(Dataset excerpt)
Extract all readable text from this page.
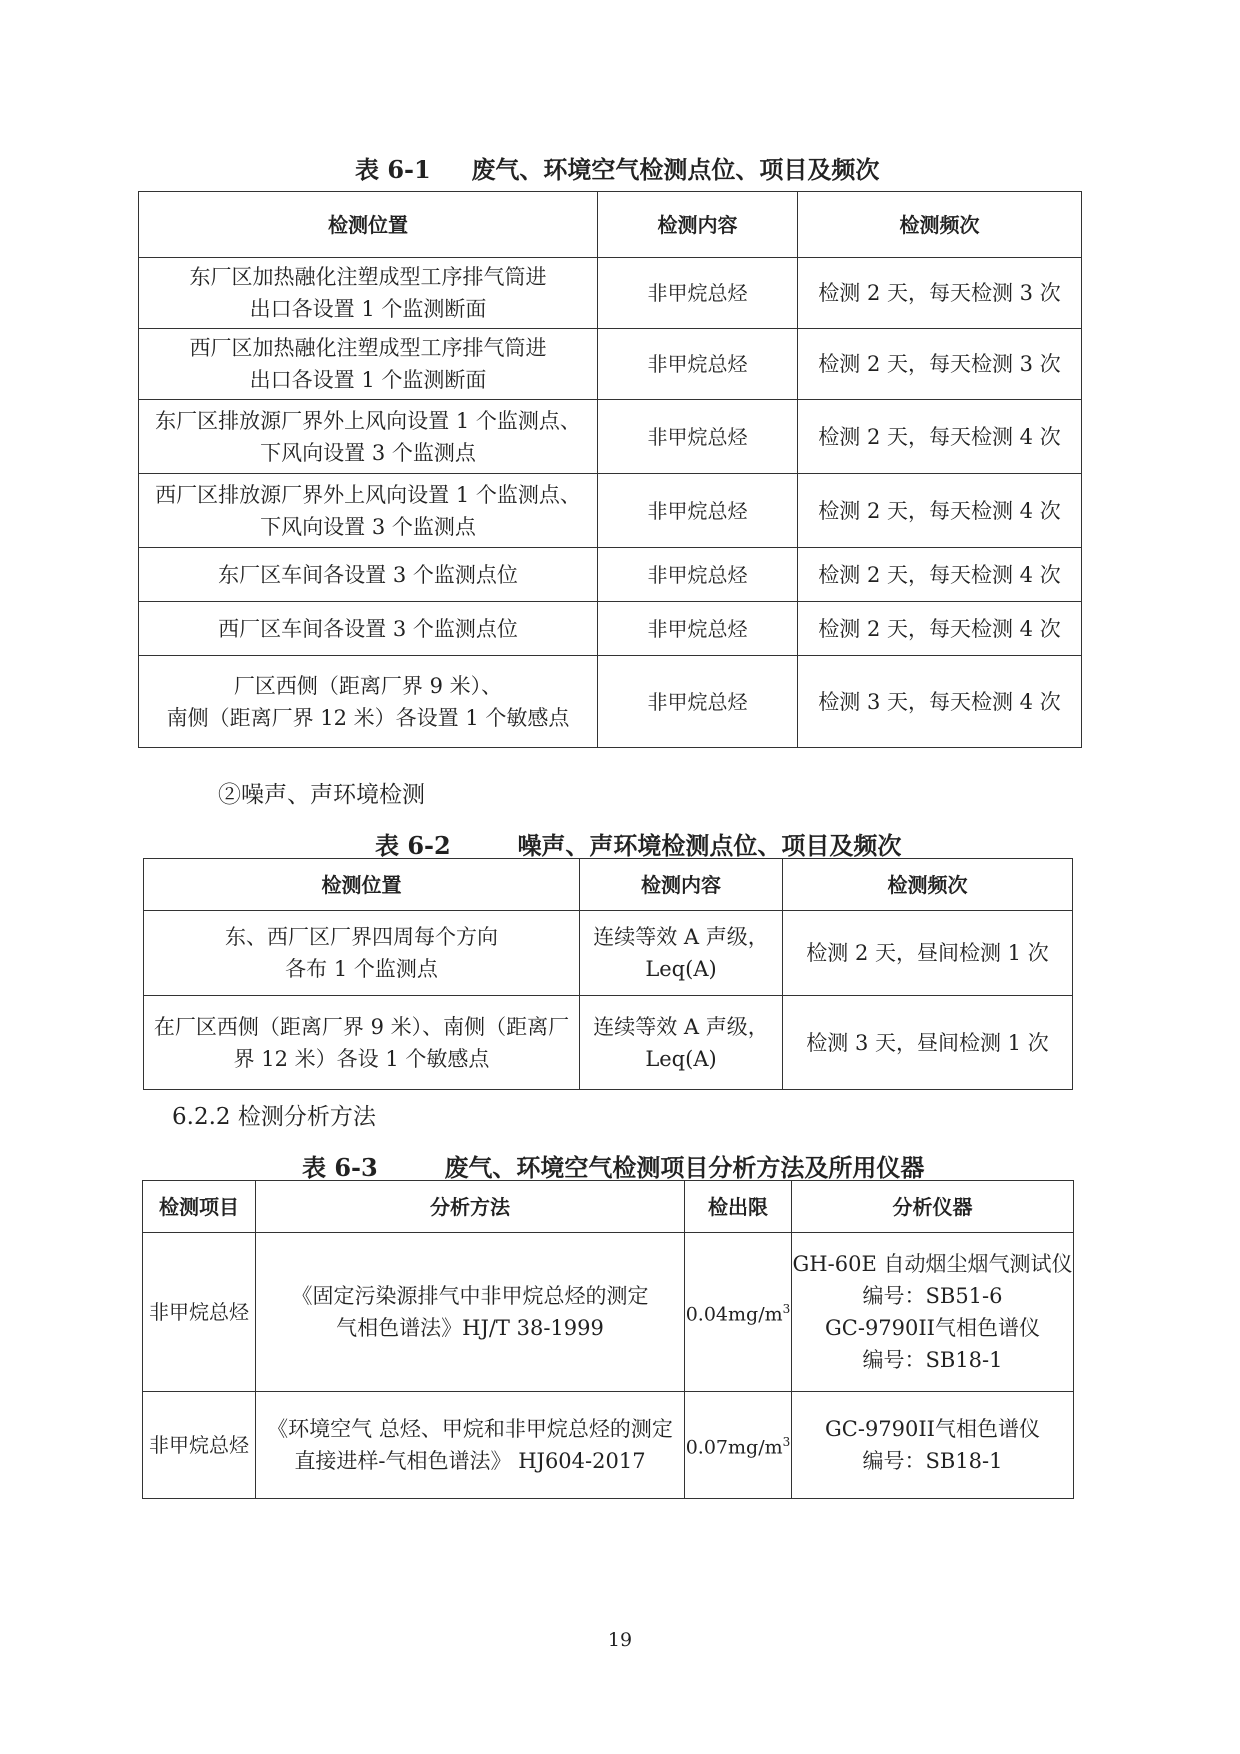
表 6-1 废气、环境空气检测点位、项目及频次
检测位置	检测内容	检测频次

东厂区加热融化注塑成型工序排气筒进
出口各设置 1 个监测断面	非甲烷总烃	检测 2 天，每天检测 3 次

西厂区加热融化注塑成型工序排气筒进
出口各设置 1 个监测断面	非甲烷总烃	检测 2 天，每天检测 3 次

东厂区排放源厂界外上风向设置 1 个监测点、
下风向设置 3 个监测点	非甲烷总烃	检测 2 天，每天检测 4 次

西厂区排放源厂界外上风向设置 1 个监测点、
下风向设置 3 个监测点	非甲烷总烃	检测 2 天，每天检测 4 次

东厂区车间各设置 3 个监测点位	非甲烷总烃	检测 2 天，每天检测 4 次

西厂区车间各设置 3 个监测点位	非甲烷总烃	检测 2 天，每天检测 4 次

厂区西侧（距离厂界 9 米）、
南侧（距离厂界 12 米）各设置 1 个敏感点	非甲烷总烃	检测 3 天，每天检测 4 次
②噪声、声环境检测
表 6-2	噪声、声环境检测点位、项目及频次
检测位置	检测内容	检测频次

东、西厂区厂界四周每个方向
各布 1 个监测点	连续等效 A 声级，
Leq(A)	检测 2 天，昼间检测 1 次

在厂区西侧（距离厂界 9 米）、南侧（距离厂
界 12 米）各设 1 个敏感点	连续等效 A 声级，
Leq(A)	检测 3 天，昼间检测 1 次
6.2.2 检测分析方法
表 6-3	废气、环境空气检测项目分析方法及所用仪器
检测项目	分析方法	检出限	分析仪器
非甲烷总烃	《固定污染源排气中非甲烷总烃的测定
气相色谱法》HJ/T 38-1999	$0.04mg/m^3$	GH-60E 自动烟尘烟气测试仪
编号：SB51-6
GC-9790II气相色谱仪
编号：SB18-1

非甲烷总烃	《环境空气 总烃、甲烷和非甲烷总烃的测定
直接进样-气相色谱法》 HJ604-2017	$0.07mg/m^3$	GC-9790II气相色谱仪
编号：SB18-1
19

■ Exercise requirements: Give every record again exactly, apart from the pictures, which stay out.

■ The answer:
Extract all readable text from this page.
表 6-1 废气、环境空气检测点位、项目及频次
检测位置	检测内容	检测频次

东厂区加热融化注塑成型工序排气筒进
出口各设置 1 个监测断面	非甲烷总烃	检测 2 天，每天检测 3 次

西厂区加热融化注塑成型工序排气筒进
出口各设置 1 个监测断面	非甲烷总烃	检测 2 天，每天检测 3 次

东厂区排放源厂界外上风向设置 1 个监测点、
下风向设置 3 个监测点	非甲烷总烃	检测 2 天，每天检测 4 次

西厂区排放源厂界外上风向设置 1 个监测点、
下风向设置 3 个监测点	非甲烷总烃	检测 2 天，每天检测 4 次

东厂区车间各设置 3 个监测点位	非甲烷总烃	检测 2 天，每天检测 4 次

西厂区车间各设置 3 个监测点位	非甲烷总烃	检测 2 天，每天检测 4 次

厂区西侧（距离厂界 9 米）、
南侧（距离厂界 12 米）各设置 1 个敏感点	非甲烷总烃	检测 3 天，每天检测 4 次
②噪声、声环境检测
表 6-2	噪声、声环境检测点位、项目及频次
检测位置	检测内容	检测频次

东、西厂区厂界四周每个方向
各布 1 个监测点	连续等效 A 声级，
Leq(A)	检测 2 天，昼间检测 1 次

在厂区西侧（距离厂界 9 米）、南侧（距离厂
界 12 米）各设 1 个敏感点	连续等效 A 声级，
Leq(A)	检测 3 天，昼间检测 1 次
6.2.2 检测分析方法
表 6-3	废气、环境空气检测项目分析方法及所用仪器
检测项目	分析方法	检出限	分析仪器
非甲烷总烃	《固定污染源排气中非甲烷总烃的测定
气相色谱法》HJ/T 38-1999	$0.04mg/m^3$	GH-60E 自动烟尘烟气测试仪
编号：SB51-6
GC-9790II气相色谱仪
编号：SB18-1

非甲烷总烃	《环境空气 总烃、甲烷和非甲烷总烃的测定
直接进样-气相色谱法》 HJ604-2017	$0.07mg/m^3$	GC-9790II气相色谱仪
编号：SB18-1
19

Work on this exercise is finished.